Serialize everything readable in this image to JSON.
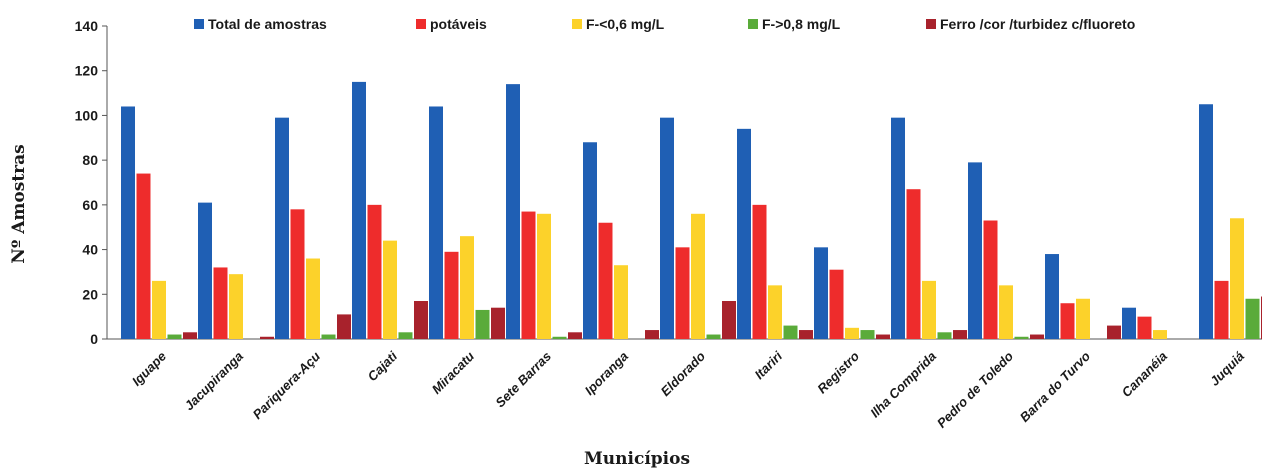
{
  "chart_data": {
    "type": "bar",
    "xlabel": "Municípios",
    "ylabel": "Nº Amostras",
    "ylim": [
      0,
      140
    ],
    "yticks": [
      0,
      20,
      40,
      60,
      80,
      100,
      120,
      140
    ],
    "grid": false,
    "legend_position": "top",
    "categories": [
      "Iguape",
      "Jacupiranga",
      "Pariquera-Açu",
      "Cajati",
      "Miracatu",
      "Sete Barras",
      "Iporanga",
      "Eldorado",
      "Itariri",
      "Registro",
      "Ilha Comprida",
      "Pedro de Toledo",
      "Barra do Turvo",
      "Cananéia",
      "Juquiá"
    ],
    "series": [
      {
        "name": "Total de amostras",
        "color": "#1f5fb4",
        "values": [
          104,
          61,
          99,
          115,
          104,
          114,
          88,
          99,
          94,
          41,
          99,
          79,
          38,
          14,
          105
        ]
      },
      {
        "name": "potáveis",
        "color": "#ee2c2c",
        "values": [
          74,
          32,
          58,
          60,
          39,
          57,
          52,
          41,
          60,
          31,
          67,
          53,
          16,
          10,
          26
        ]
      },
      {
        "name": "F-<0,6 mg/L",
        "color": "#fcd22a",
        "values": [
          26,
          29,
          36,
          44,
          46,
          56,
          33,
          56,
          24,
          5,
          26,
          24,
          18,
          4,
          54
        ]
      },
      {
        "name": "F->0,8 mg/L",
        "color": "#5aab3a",
        "values": [
          2,
          0,
          2,
          3,
          13,
          1,
          0,
          2,
          6,
          4,
          3,
          1,
          0,
          0,
          18
        ]
      },
      {
        "name": "Ferro /cor /turbidez c/fluoreto",
        "color": "#a8222c",
        "values": [
          3,
          1,
          11,
          17,
          14,
          3,
          4,
          17,
          4,
          2,
          4,
          2,
          6,
          0,
          19
        ]
      }
    ]
  }
}
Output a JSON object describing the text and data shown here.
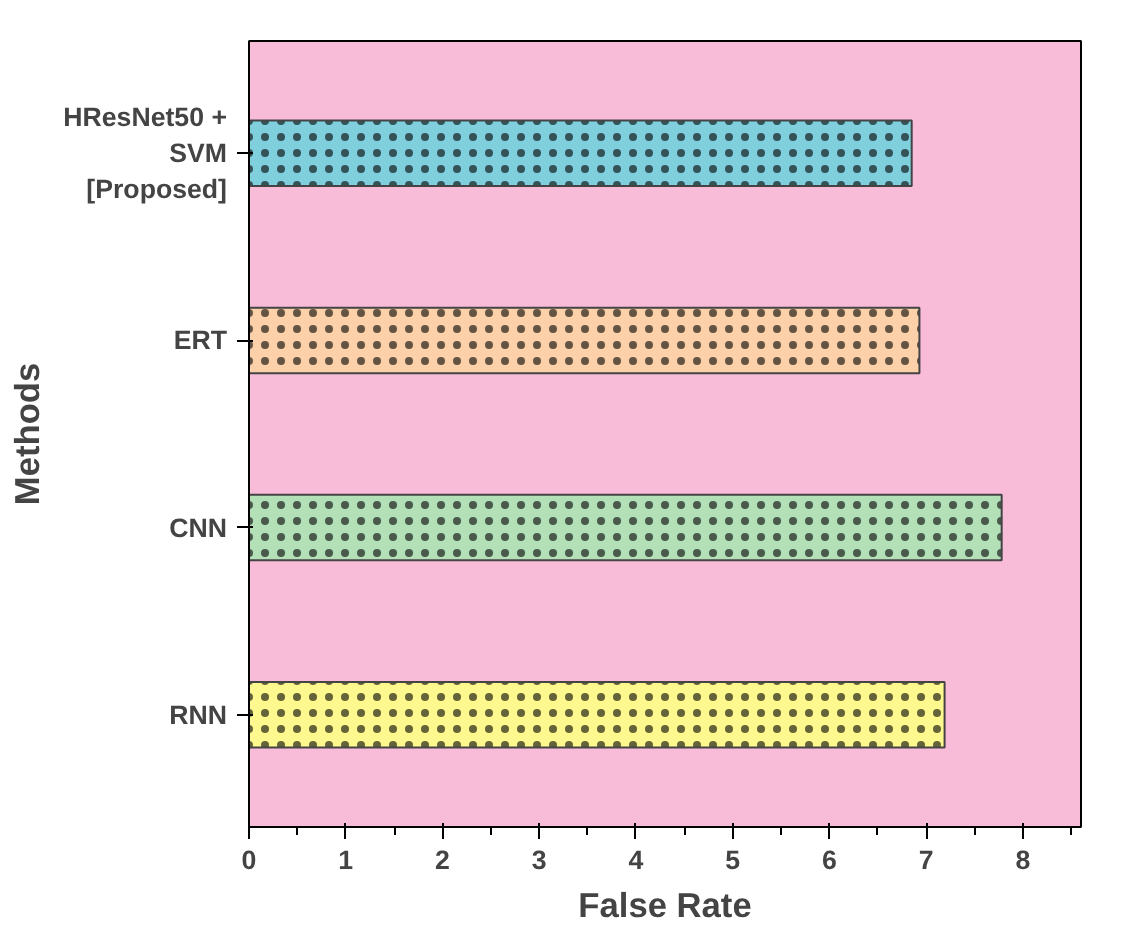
{
  "chart_data": {
    "type": "bar",
    "orientation": "horizontal",
    "xlabel": "False Rate",
    "ylabel": "Methods",
    "categories": [
      "HResNet50 +\nSVM\n[Proposed]",
      "ERT",
      "CNN",
      "RNN"
    ],
    "values": [
      6.85,
      6.93,
      7.78,
      7.19
    ],
    "colors": [
      "#7fd0dc",
      "#fcd0a8",
      "#b4e0b8",
      "#fdf98e"
    ],
    "xlim": [
      0,
      8.6
    ],
    "xticks": [
      0,
      1,
      2,
      3,
      4,
      5,
      6,
      7,
      8
    ],
    "grid": false
  }
}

= Request =
Write out each line of the data that holds the string "xlabel".

= Right answer =
    "xlabel": "Municípios",
    "xlabel": "False Rate",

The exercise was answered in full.